Review the material line by line. Identify and copy every line that contains the string "toolchains".

---------- EXERCISE INPUT

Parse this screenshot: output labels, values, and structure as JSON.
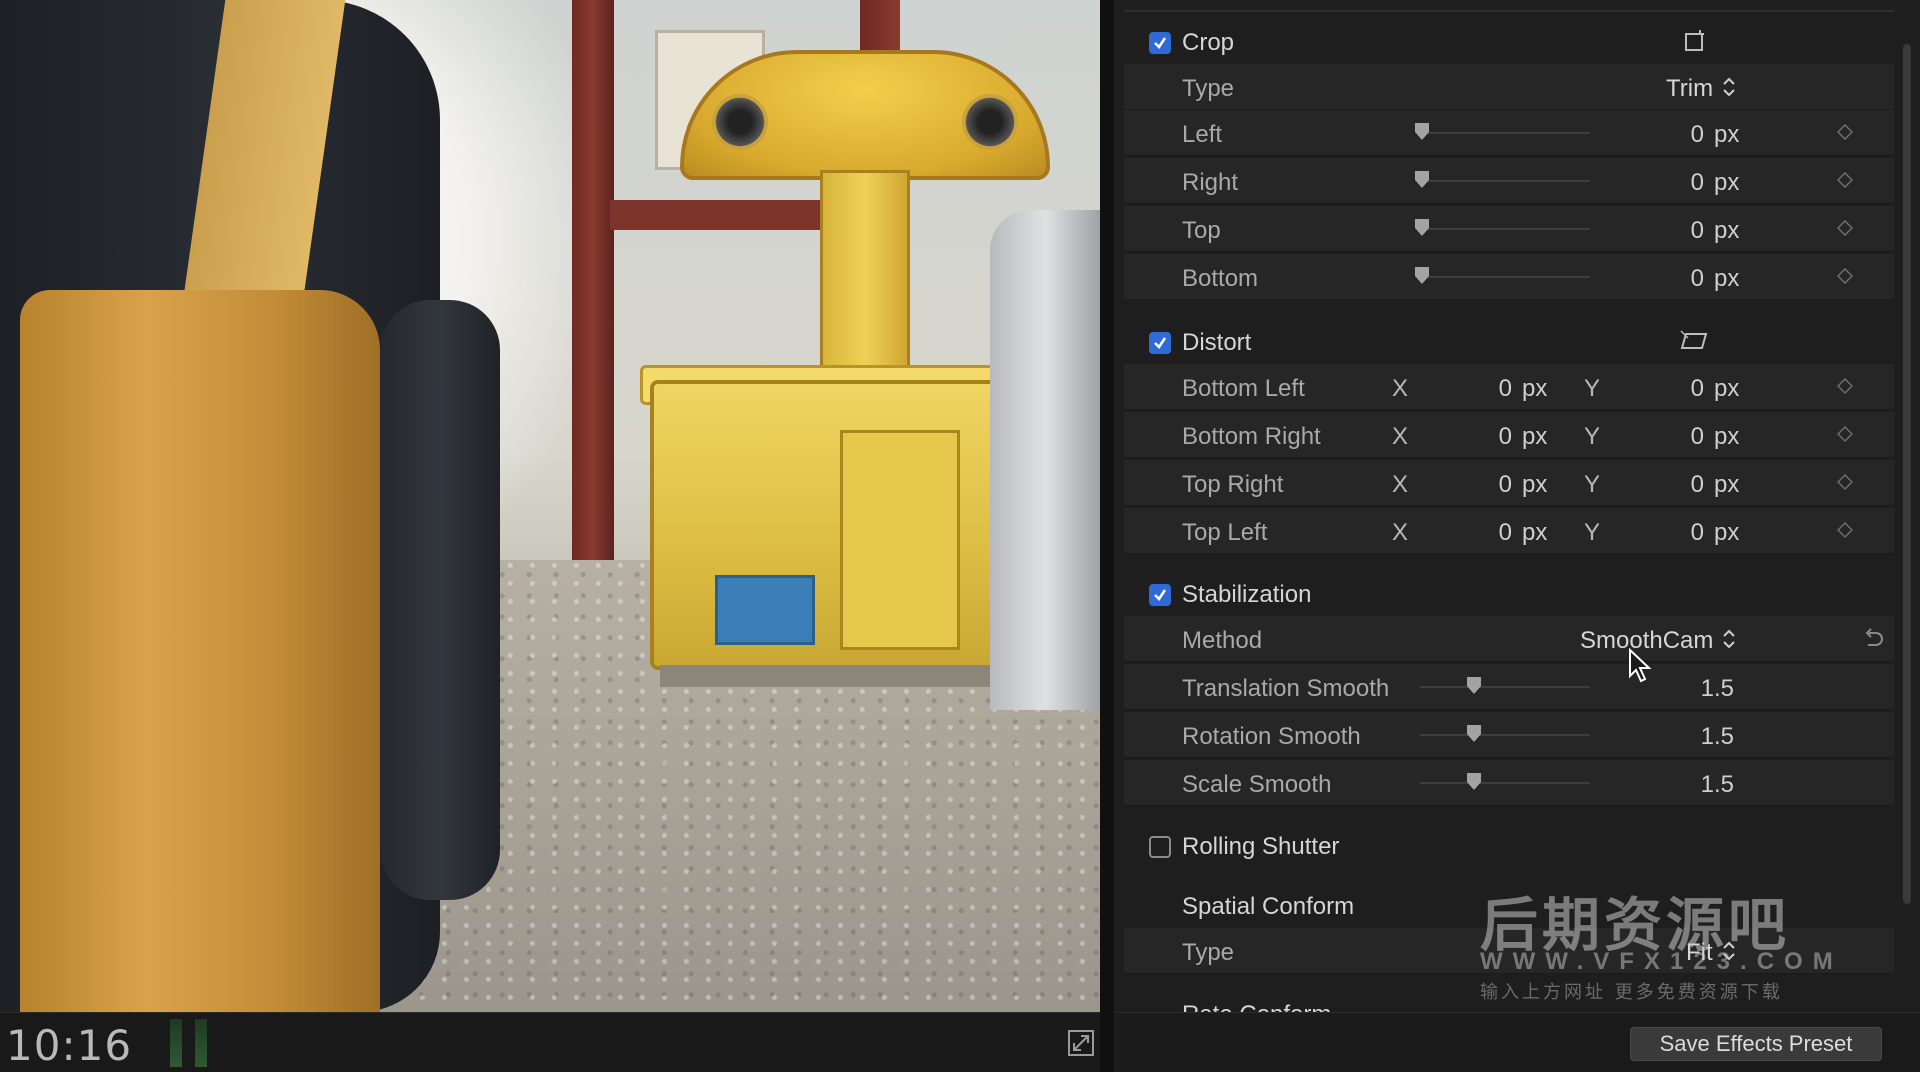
{
  "viewer": {
    "timecode": "10:16",
    "fullscreen_icon": "fullscreen-icon"
  },
  "inspector": {
    "crop": {
      "title": "Crop",
      "checked": true,
      "type_label": "Type",
      "type_value": "Trim",
      "rows": [
        {
          "label": "Left",
          "value": "0",
          "unit": "px"
        },
        {
          "label": "Right",
          "value": "0",
          "unit": "px"
        },
        {
          "label": "Top",
          "value": "0",
          "unit": "px"
        },
        {
          "label": "Bottom",
          "value": "0",
          "unit": "px"
        }
      ]
    },
    "distort": {
      "title": "Distort",
      "checked": true,
      "x_label": "X",
      "y_label": "Y",
      "rows": [
        {
          "label": "Bottom Left",
          "x": "0",
          "y": "0",
          "unit": "px"
        },
        {
          "label": "Bottom Right",
          "x": "0",
          "y": "0",
          "unit": "px"
        },
        {
          "label": "Top Right",
          "x": "0",
          "y": "0",
          "unit": "px"
        },
        {
          "label": "Top Left",
          "x": "0",
          "y": "0",
          "unit": "px"
        }
      ]
    },
    "stabilization": {
      "title": "Stabilization",
      "checked": true,
      "method_label": "Method",
      "method_value": "SmoothCam",
      "rows": [
        {
          "label": "Translation Smooth",
          "value": "1.5"
        },
        {
          "label": "Rotation Smooth",
          "value": "1.5"
        },
        {
          "label": "Scale Smooth",
          "value": "1.5"
        }
      ]
    },
    "rolling_shutter": {
      "title": "Rolling Shutter",
      "checked": false
    },
    "spatial_conform": {
      "title": "Spatial Conform",
      "type_label": "Type",
      "type_value": "Fit"
    },
    "rate_conform": {
      "title": "Rate Conform"
    }
  },
  "watermark": {
    "big": "后期资源吧",
    "url": "WWW.VFX123.COM",
    "small": "输入上方网址 更多免费资源下载"
  },
  "footer": {
    "save_preset_label": "Save Effects Preset"
  },
  "colors": {
    "checkbox_accent": "#2f6ad6",
    "panel_bg": "#1e1e1e",
    "row_bg": "#262626"
  }
}
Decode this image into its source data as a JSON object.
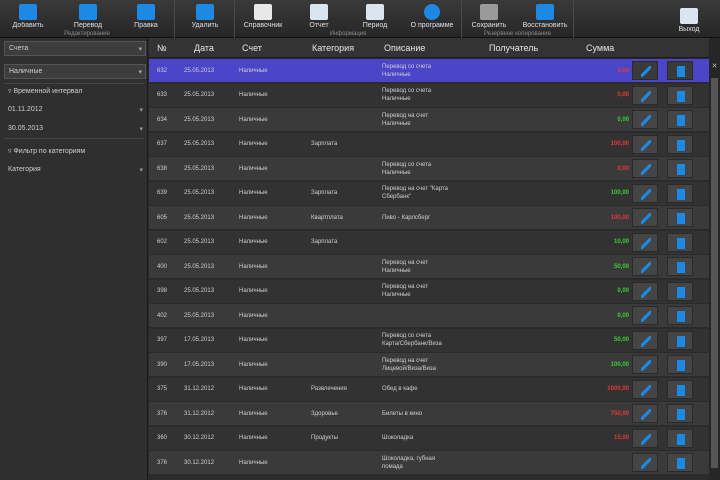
{
  "ribbon": {
    "buttons": [
      {
        "label": "Добавить",
        "icon": "plus-icon"
      },
      {
        "label": "Перевод",
        "icon": "transfer-icon"
      },
      {
        "label": "Правка",
        "icon": "edit-icon"
      },
      {
        "label": "Удалить",
        "icon": "trash-icon"
      },
      {
        "label": "Справочник",
        "icon": "book-icon"
      },
      {
        "label": "Отчет",
        "icon": "report-icon"
      },
      {
        "label": "Период",
        "icon": "calendar-icon"
      },
      {
        "label": "О программе",
        "icon": "info-icon"
      },
      {
        "label": "Сохранить",
        "icon": "save-icon"
      },
      {
        "label": "Восстановить",
        "icon": "restore-icon"
      },
      {
        "label": "Выход",
        "icon": "exit-icon"
      }
    ],
    "groups": [
      "Редактирование",
      "Информация",
      "Резервное копирование"
    ]
  },
  "left": {
    "combo1": "Счета",
    "combo2": "Наличные",
    "item1": "Временной интервал",
    "date_from": "01.11.2012",
    "date_to": "30.05.2013",
    "item2": "Фильтр по категориям",
    "combo3": "Категория"
  },
  "table": {
    "headers": [
      "№",
      "Дата",
      "Счет",
      "Категория",
      "Описание",
      "Получатель",
      "Сумма"
    ],
    "rows": [
      {
        "n": "632",
        "date": "25.05.2013",
        "acc": "Наличные",
        "cat": "",
        "d1": "Перевод со счета",
        "d2": "Наличные",
        "amt": "0,00",
        "sign": "neg",
        "sel": true
      },
      {
        "n": "633",
        "date": "25.05.2013",
        "acc": "Наличные",
        "cat": "",
        "d1": "Перевод со счета",
        "d2": "Наличные",
        "amt": "0,00",
        "sign": "neg"
      },
      {
        "n": "634",
        "date": "25.05.2013",
        "acc": "Наличные",
        "cat": "",
        "d1": "Перевод на счет",
        "d2": "Наличные",
        "amt": "0,00",
        "sign": "pos"
      },
      {
        "n": "637",
        "date": "25.05.2013",
        "acc": "Наличные",
        "cat": "Зарплата",
        "d1": "",
        "d2": "",
        "amt": "100,00",
        "sign": "neg"
      },
      {
        "n": "638",
        "date": "25.05.2013",
        "acc": "Наличные",
        "cat": "",
        "d1": "Перевод со счета",
        "d2": "Наличные",
        "amt": "0,00",
        "sign": "neg"
      },
      {
        "n": "639",
        "date": "25.05.2013",
        "acc": "Наличные",
        "cat": "Зарплата",
        "d1": "Перевод на счет \"Карта",
        "d2": "Сбербанк\"",
        "amt": "100,00",
        "sign": "pos"
      },
      {
        "n": "605",
        "date": "25.05.2013",
        "acc": "Наличные",
        "cat": "Квартплата",
        "d1": "Пиво - Карлсберг",
        "d2": "",
        "amt": "100,00",
        "sign": "neg"
      },
      {
        "n": "602",
        "date": "25.05.2013",
        "acc": "Наличные",
        "cat": "Зарплата",
        "d1": "",
        "d2": "",
        "amt": "10,00",
        "sign": "pos"
      },
      {
        "n": "400",
        "date": "25.05.2013",
        "acc": "Наличные",
        "cat": "",
        "d1": "Перевод на счет",
        "d2": "Наличные",
        "amt": "50,00",
        "sign": "pos"
      },
      {
        "n": "398",
        "date": "25.05.2013",
        "acc": "Наличные",
        "cat": "",
        "d1": "Перевод на счет",
        "d2": "Наличные",
        "amt": "0,00",
        "sign": "pos"
      },
      {
        "n": "402",
        "date": "25.05.2013",
        "acc": "Наличные",
        "cat": "",
        "d1": "",
        "d2": "",
        "amt": "0,00",
        "sign": "pos"
      },
      {
        "n": "397",
        "date": "17.05.2013",
        "acc": "Наличные",
        "cat": "",
        "d1": "Перевод со счета",
        "d2": "Карта/Сбербанк/Виза",
        "amt": "50,00",
        "sign": "pos"
      },
      {
        "n": "390",
        "date": "17.05.2013",
        "acc": "Наличные",
        "cat": "",
        "d1": "Перевод на счет",
        "d2": "Лицевой/Виза/Виза",
        "amt": "100,00",
        "sign": "pos"
      },
      {
        "n": "375",
        "date": "31.12.2012",
        "acc": "Наличные",
        "cat": "Развлечения",
        "d1": "Обед в кафе",
        "d2": "",
        "amt": "1000,00",
        "sign": "neg"
      },
      {
        "n": "376",
        "date": "31.12.2012",
        "acc": "Наличные",
        "cat": "Здоровье",
        "d1": "Билеты в кино",
        "d2": "",
        "amt": "750,00",
        "sign": "neg"
      },
      {
        "n": "360",
        "date": "30.12.2012",
        "acc": "Наличные",
        "cat": "Продукты",
        "d1": "Шоколадка",
        "d2": "",
        "amt": "15,00",
        "sign": "neg"
      },
      {
        "n": "376",
        "date": "30.12.2012",
        "acc": "Наличные",
        "cat": "",
        "d1": "Шоколадка, губная",
        "d2": "помада",
        "amt": "",
        "sign": "neg"
      }
    ]
  },
  "colors": {
    "accent": "#1e88e5",
    "selected": "#4b45c9",
    "positive": "#35d035",
    "negative": "#e53935"
  }
}
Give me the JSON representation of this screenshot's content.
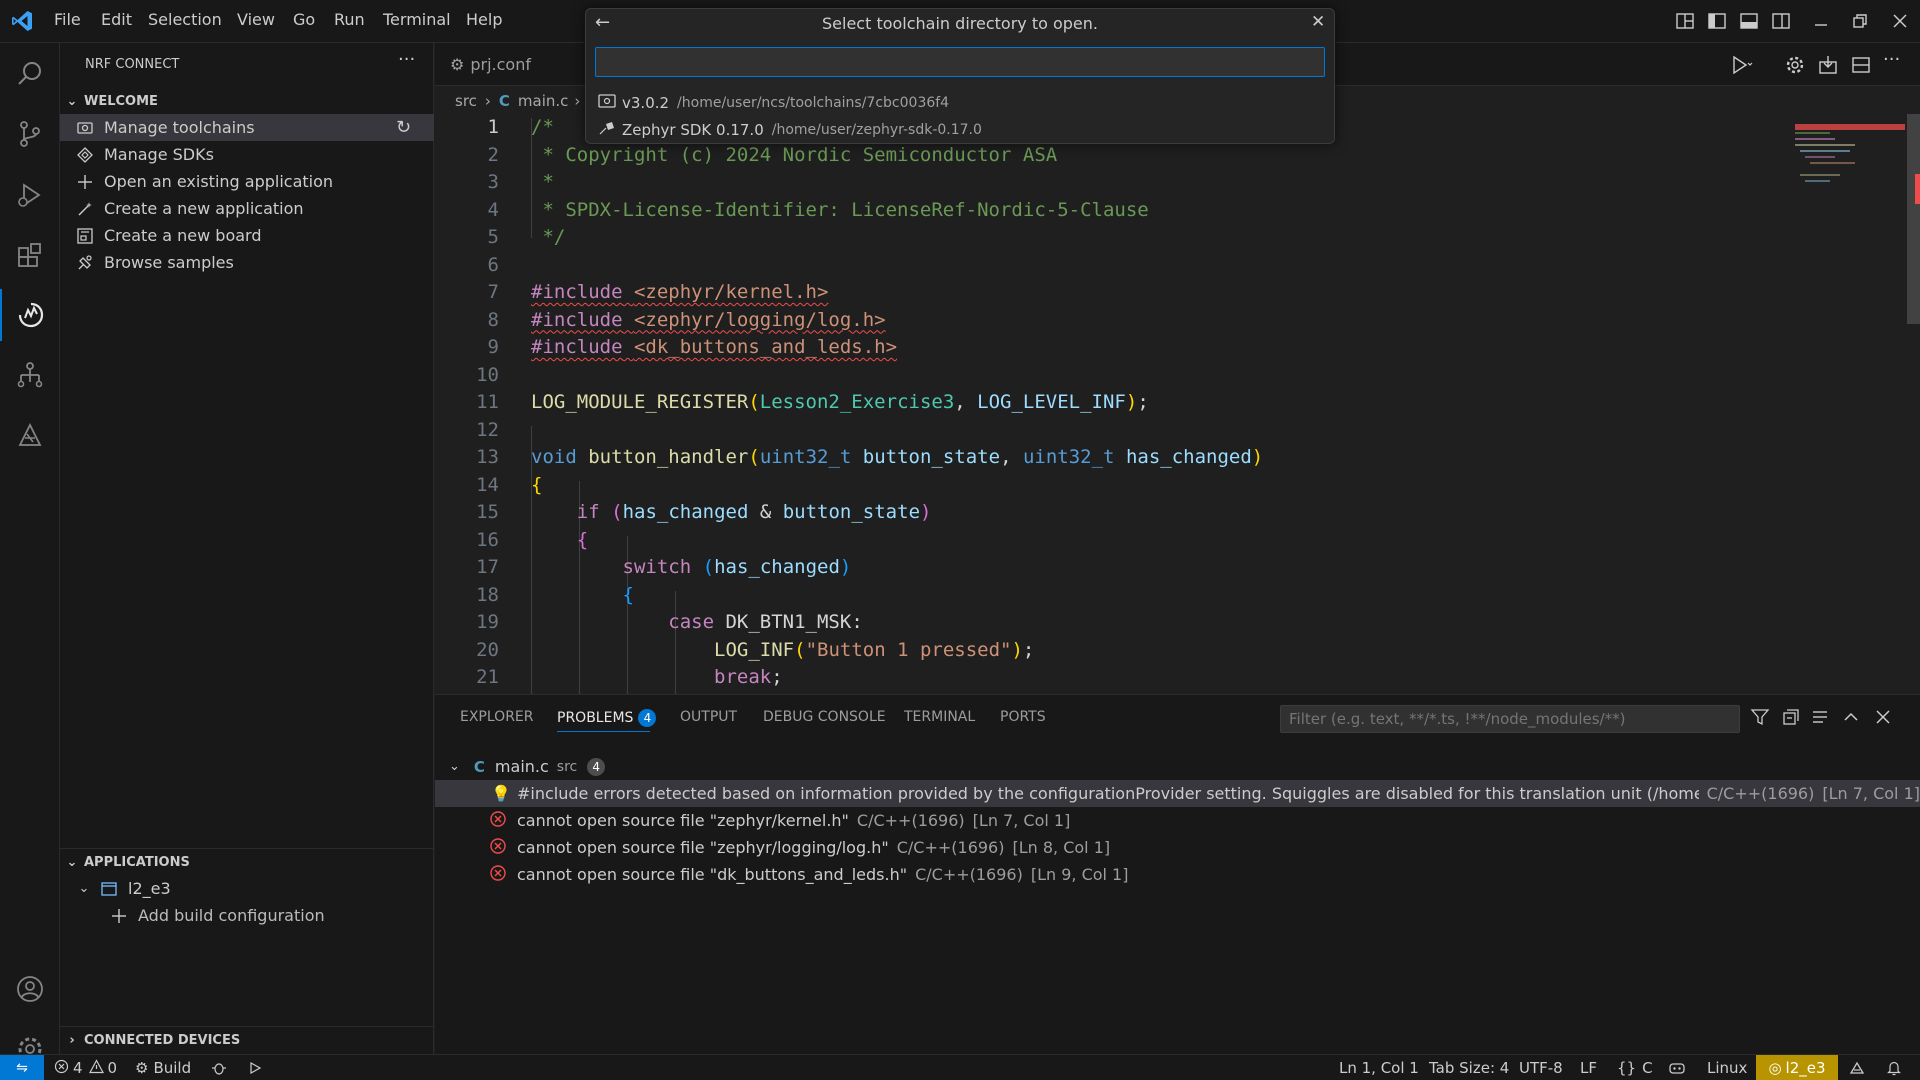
{
  "menu": [
    "File",
    "Edit",
    "Selection",
    "View",
    "Go",
    "Run",
    "Terminal",
    "Help"
  ],
  "quickpick": {
    "title": "Select toolchain directory to open.",
    "input_value": "",
    "items": [
      {
        "name": "v3.0.2",
        "desc": "/home/user/ncs/toolchains/7cbc0036f4"
      },
      {
        "name": "Zephyr SDK 0.17.0",
        "desc": "/home/user/zephyr-sdk-0.17.0"
      }
    ]
  },
  "sidebar": {
    "title": "NRF CONNECT",
    "welcome_header": "WELCOME",
    "welcome_items": [
      {
        "label": "Manage toolchains",
        "icon": "toolchain-icon"
      },
      {
        "label": "Manage SDKs",
        "icon": "sdk-icon"
      },
      {
        "label": "Open an existing application",
        "icon": "plus-icon"
      },
      {
        "label": "Create a new application",
        "icon": "wand-icon"
      },
      {
        "label": "Create a new board",
        "icon": "board-icon"
      },
      {
        "label": "Browse samples",
        "icon": "samples-icon"
      }
    ],
    "applications_header": "APPLICATIONS",
    "app_name": "l2_e3",
    "add_build": "Add build configuration",
    "connected_header": "CONNECTED DEVICES"
  },
  "tabs": {
    "prj": "prj.conf"
  },
  "breadcrumb": {
    "folder": "src",
    "c_letter": "C",
    "file": "main.c"
  },
  "editor": {
    "line_numbers": [
      "1",
      "2",
      "3",
      "4",
      "5",
      "6",
      "7",
      "8",
      "9",
      "10",
      "11",
      "12",
      "13",
      "14",
      "15",
      "16",
      "17",
      "18",
      "19",
      "20",
      "21"
    ]
  },
  "panel": {
    "tabs": [
      "EXPLORER",
      "PROBLEMS",
      "OUTPUT",
      "DEBUG CONSOLE",
      "TERMINAL",
      "PORTS"
    ],
    "problems_count": "4",
    "filter_placeholder": "Filter (e.g. text, **/*.ts, !**/node_modules/**)",
    "file_row": {
      "c_letter": "C",
      "name": "main.c",
      "folder": "src",
      "count": "4"
    },
    "problems": [
      {
        "type": "info",
        "message": "#include errors detected based on information provided by the configurationProvider setting. Squiggles are disabled for this translation unit (/home/user/zeph...",
        "source": "C/C++(1696)",
        "loc": "[Ln 7, Col 1]"
      },
      {
        "type": "error",
        "message": "cannot open source file \"zephyr/kernel.h\"",
        "source": "C/C++(1696)",
        "loc": "[Ln 7, Col 1]"
      },
      {
        "type": "error",
        "message": "cannot open source file \"zephyr/logging/log.h\"",
        "source": "C/C++(1696)",
        "loc": "[Ln 8, Col 1]"
      },
      {
        "type": "error",
        "message": "cannot open source file \"dk_buttons_and_leds.h\"",
        "source": "C/C++(1696)",
        "loc": "[Ln 9, Col 1]"
      }
    ]
  },
  "status": {
    "errors": "4",
    "warnings": "0",
    "build": "Build",
    "position": "Ln 1, Col 1",
    "tabsize": "Tab Size: 4",
    "encoding": "UTF-8",
    "eol": "LF",
    "language": "C",
    "os": "Linux",
    "app": "l2_e3"
  },
  "colors": {
    "accent": "#0078d4",
    "error": "#f14c4c",
    "statusbar_app": "#b89500",
    "statusbar_remote": "#0078d4"
  }
}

--------------------

**RESULT FOR THIS EXERCISE:**
        "desc": "/home/user/ncs/toolchains/7cbc0036f4"
        "label": "Manage toolchains",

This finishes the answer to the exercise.